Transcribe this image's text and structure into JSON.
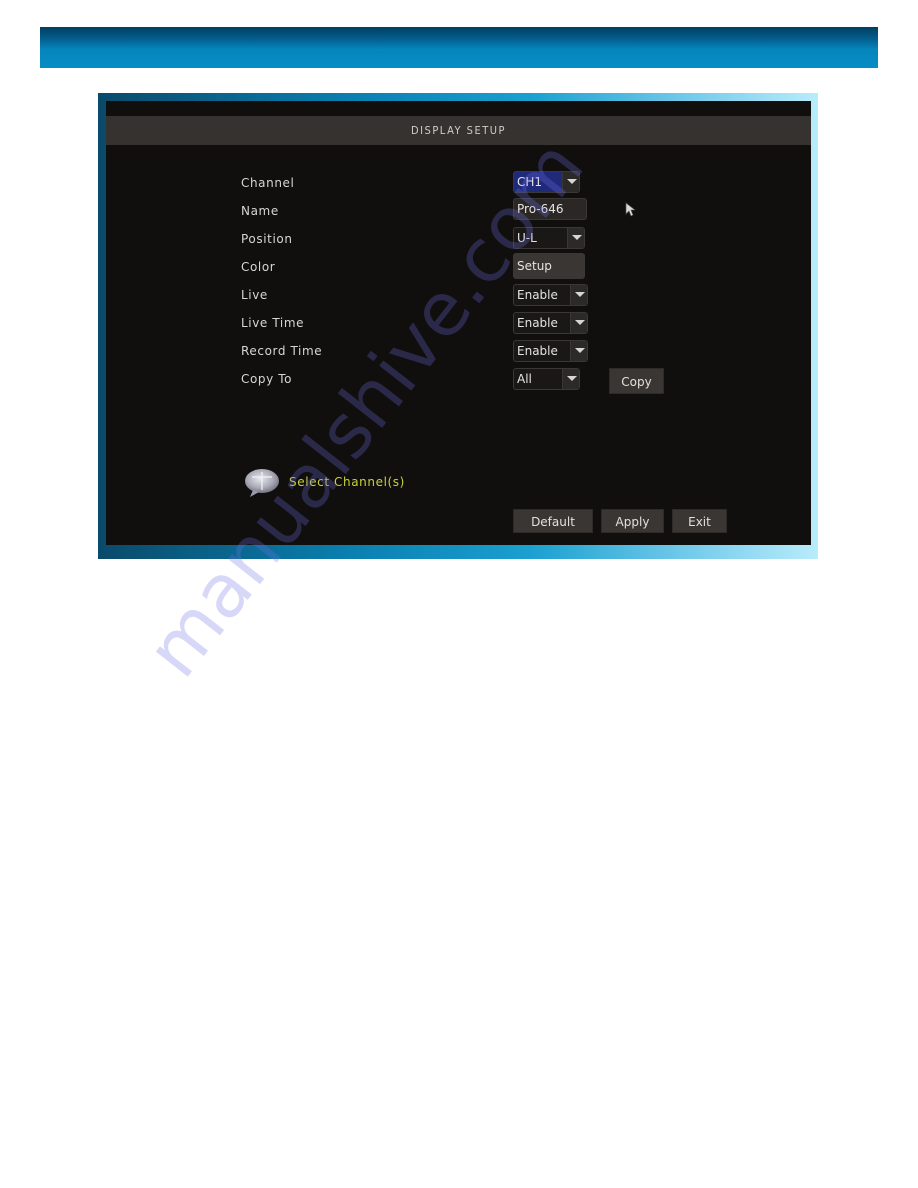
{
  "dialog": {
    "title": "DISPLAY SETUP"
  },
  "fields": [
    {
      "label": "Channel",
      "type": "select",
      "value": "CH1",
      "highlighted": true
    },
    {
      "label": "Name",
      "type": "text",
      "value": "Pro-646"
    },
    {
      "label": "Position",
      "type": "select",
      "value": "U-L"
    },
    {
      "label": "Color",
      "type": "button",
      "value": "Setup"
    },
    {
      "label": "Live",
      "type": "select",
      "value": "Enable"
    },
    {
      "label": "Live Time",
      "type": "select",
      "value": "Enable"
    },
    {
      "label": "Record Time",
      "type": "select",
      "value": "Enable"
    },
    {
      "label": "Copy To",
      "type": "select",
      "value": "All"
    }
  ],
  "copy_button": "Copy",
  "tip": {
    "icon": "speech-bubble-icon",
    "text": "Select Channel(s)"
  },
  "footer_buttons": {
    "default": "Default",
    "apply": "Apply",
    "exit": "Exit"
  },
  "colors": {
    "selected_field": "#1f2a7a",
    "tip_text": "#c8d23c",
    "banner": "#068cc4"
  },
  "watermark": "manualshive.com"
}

━━━━━━━━━━

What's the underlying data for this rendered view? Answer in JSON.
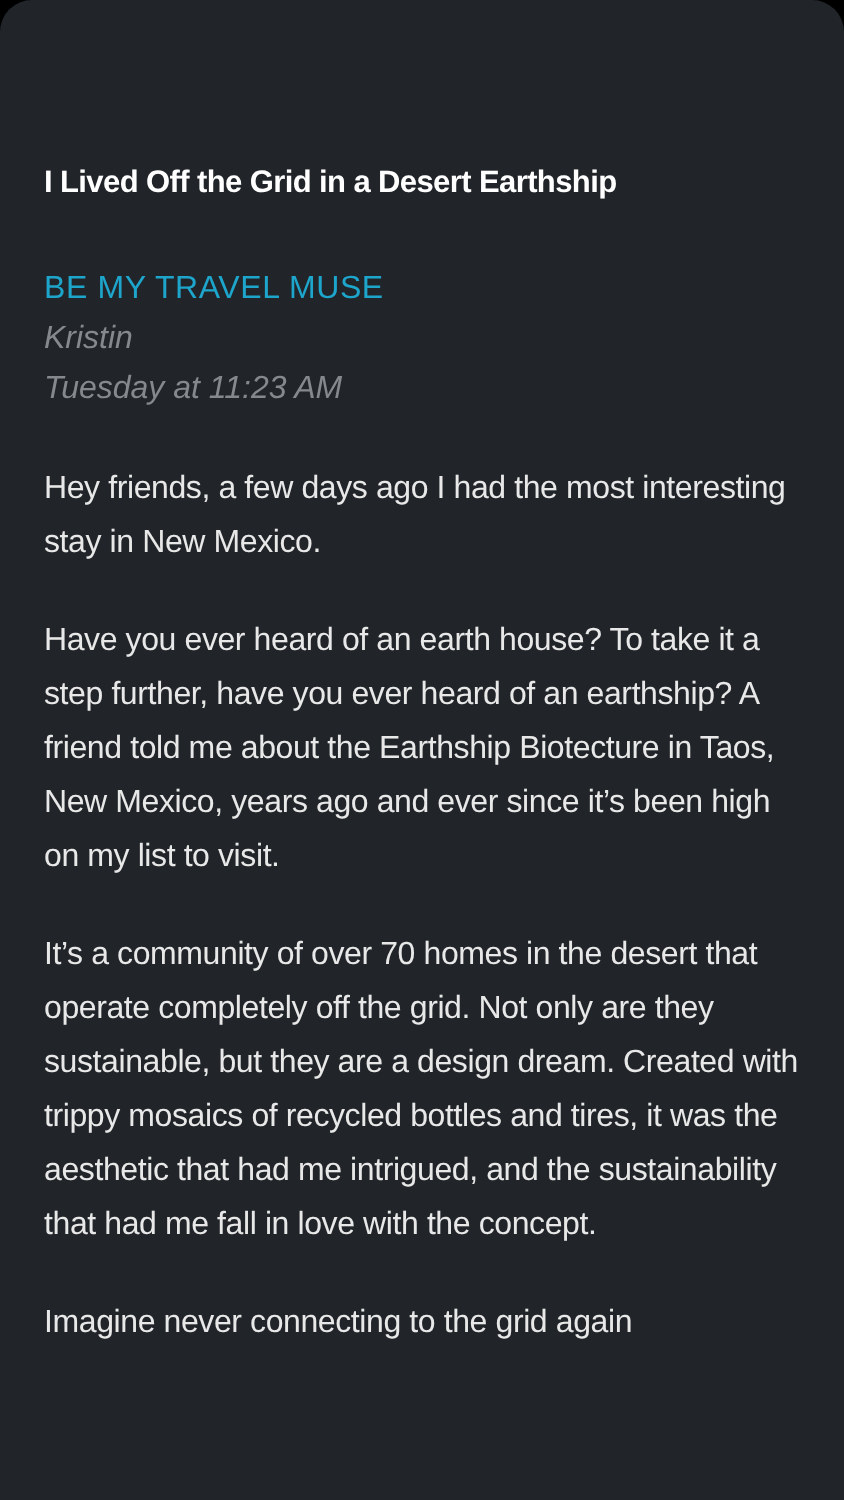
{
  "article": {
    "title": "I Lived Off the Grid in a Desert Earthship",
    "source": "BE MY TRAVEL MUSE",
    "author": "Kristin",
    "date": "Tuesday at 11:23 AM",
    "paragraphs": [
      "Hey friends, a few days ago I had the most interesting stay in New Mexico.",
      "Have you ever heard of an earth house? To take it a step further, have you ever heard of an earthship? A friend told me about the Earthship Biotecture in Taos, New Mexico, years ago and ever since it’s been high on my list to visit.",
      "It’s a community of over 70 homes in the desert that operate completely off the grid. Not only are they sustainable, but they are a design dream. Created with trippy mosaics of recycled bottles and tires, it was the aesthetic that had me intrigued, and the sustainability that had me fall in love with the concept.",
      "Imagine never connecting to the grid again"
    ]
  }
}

━━━━━━━━━━

--- Exercise requirements ---
Review the material and copy each line in which the word "Channel" appears.

--- Expected answer ---
      "label": "Channel",
    "text": "Select Channel(s)"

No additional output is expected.